● **Supplied records**:
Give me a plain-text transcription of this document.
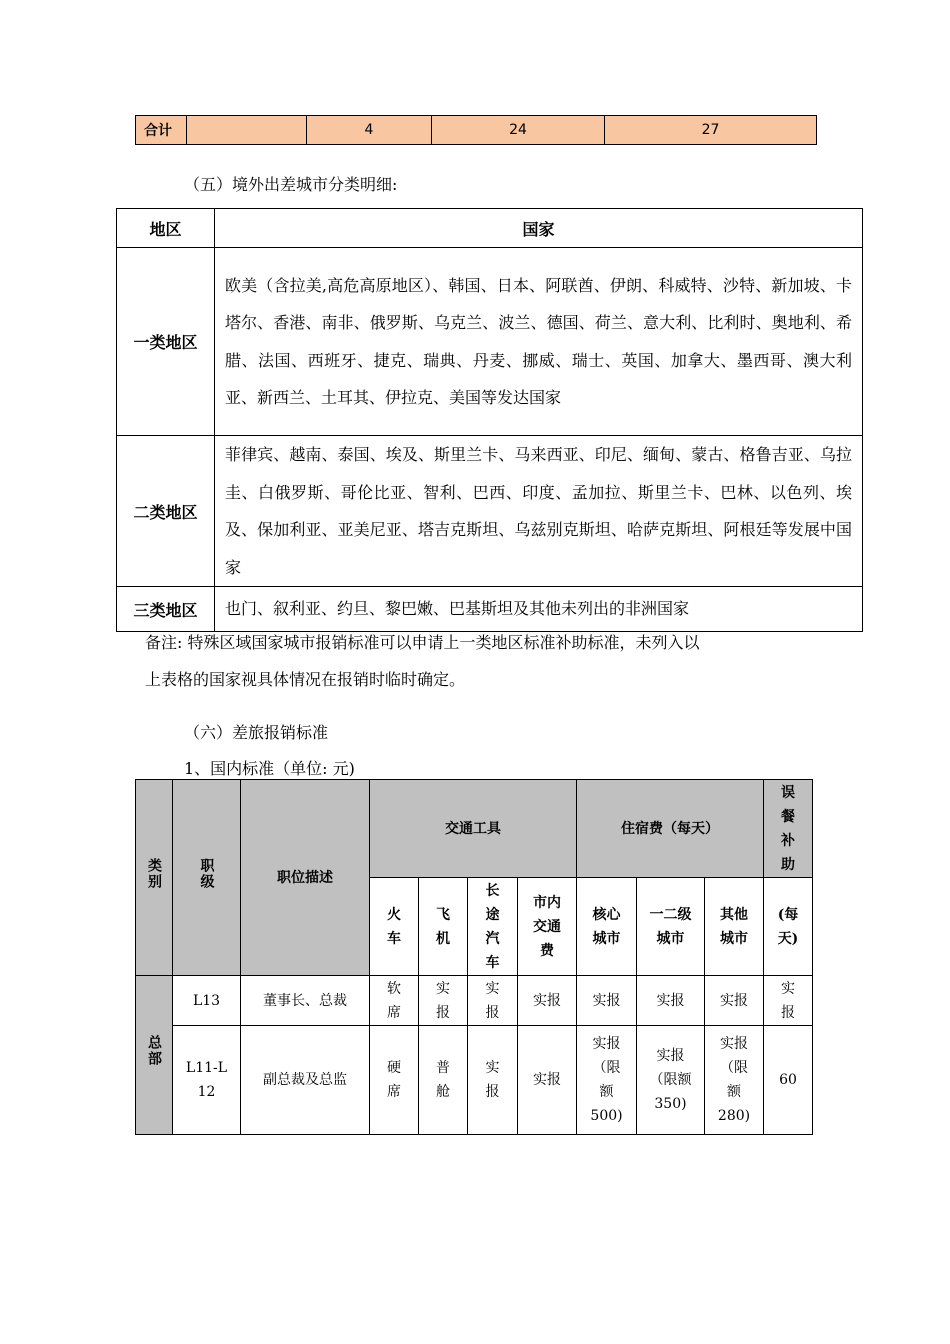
合计		4	24	27
（五）境外出差城市分类明细:
地区	国家
一类地区	欧美（含拉美,高危高原地区）、韩国、日本、阿联酋、伊朗、科威特、沙特、新加坡、卡塔尔、香港、南非、俄罗斯、乌克兰、波兰、德国、荷兰、意大利、比利时、奥地利、希腊、法国、西班牙、捷克、瑞典、丹麦、挪威、瑞士、英国、加拿大、墨西哥、澳大利亚、新西兰、土耳其、伊拉克、美国等发达国家
二类地区	菲律宾、越南、泰国、埃及、斯里兰卡、马来西亚、印尼、缅甸、蒙古、格鲁吉亚、乌拉圭、白俄罗斯、哥伦比亚、智利、巴西、印度、孟加拉、斯里兰卡、巴林、以色列、埃及、保加利亚、亚美尼亚、塔吉克斯坦、乌兹别克斯坦、哈萨克斯坦、阿根廷等发展中国家
三类地区	也门、叙利亚、约旦、黎巴嫩、巴基斯坦及其他未列出的非洲国家
备注: 特殊区域国家城市报销标准可以申请上一类地区标准补助标准，未列入以
上表格的国家视具体情况在报销时临时确定。
（六）差旅报销标准
1、国内标准（单位: 元)
类别	职级	职位描述	交通工具				住宿费（每天）			误餐补助
			火车	飞机	长途汽车	市内交通费	核心城市	一二级城市	其他城市	(每天)
总部	L13	董事长、总裁	软席	实报	实报	实报	实报	实报	实报	实报
	L11-L12	副总裁及总监	硬席	普舱	实报	实报	实报（限额500)	实报（限额350)	实报（限额280)	60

● **What is required**: Repeat the material above word for word, please, apart from its images.

● **Problem solution**:
Give me a plain-text transcription of this document.
合计		4	24	27
（五）境外出差城市分类明细:
地区	国家
一类地区	欧美（含拉美,高危高原地区）、韩国、日本、阿联酋、伊朗、科威特、沙特、新加坡、卡塔尔、香港、南非、俄罗斯、乌克兰、波兰、德国、荷兰、意大利、比利时、奥地利、希腊、法国、西班牙、捷克、瑞典、丹麦、挪威、瑞士、英国、加拿大、墨西哥、澳大利亚、新西兰、土耳其、伊拉克、美国等发达国家
二类地区	菲律宾、越南、泰国、埃及、斯里兰卡、马来西亚、印尼、缅甸、蒙古、格鲁吉亚、乌拉圭、白俄罗斯、哥伦比亚、智利、巴西、印度、孟加拉、斯里兰卡、巴林、以色列、埃及、保加利亚、亚美尼亚、塔吉克斯坦、乌兹别克斯坦、哈萨克斯坦、阿根廷等发展中国家
三类地区	也门、叙利亚、约旦、黎巴嫩、巴基斯坦及其他未列出的非洲国家
备注: 特殊区域国家城市报销标准可以申请上一类地区标准补助标准，未列入以
上表格的国家视具体情况在报销时临时确定。
（六）差旅报销标准
1、国内标准（单位: 元)
类别	职级	职位描述	交通工具				住宿费（每天）			误餐补助
			火车	飞机	长途汽车	市内交通费	核心城市	一二级城市	其他城市	(每天)
总部	L13	董事长、总裁	软席	实报	实报	实报	实报	实报	实报	实报
	L11-L12	副总裁及总监	硬席	普舱	实报	实报	实报（限额500)	实报（限额350)	实报（限额280)	60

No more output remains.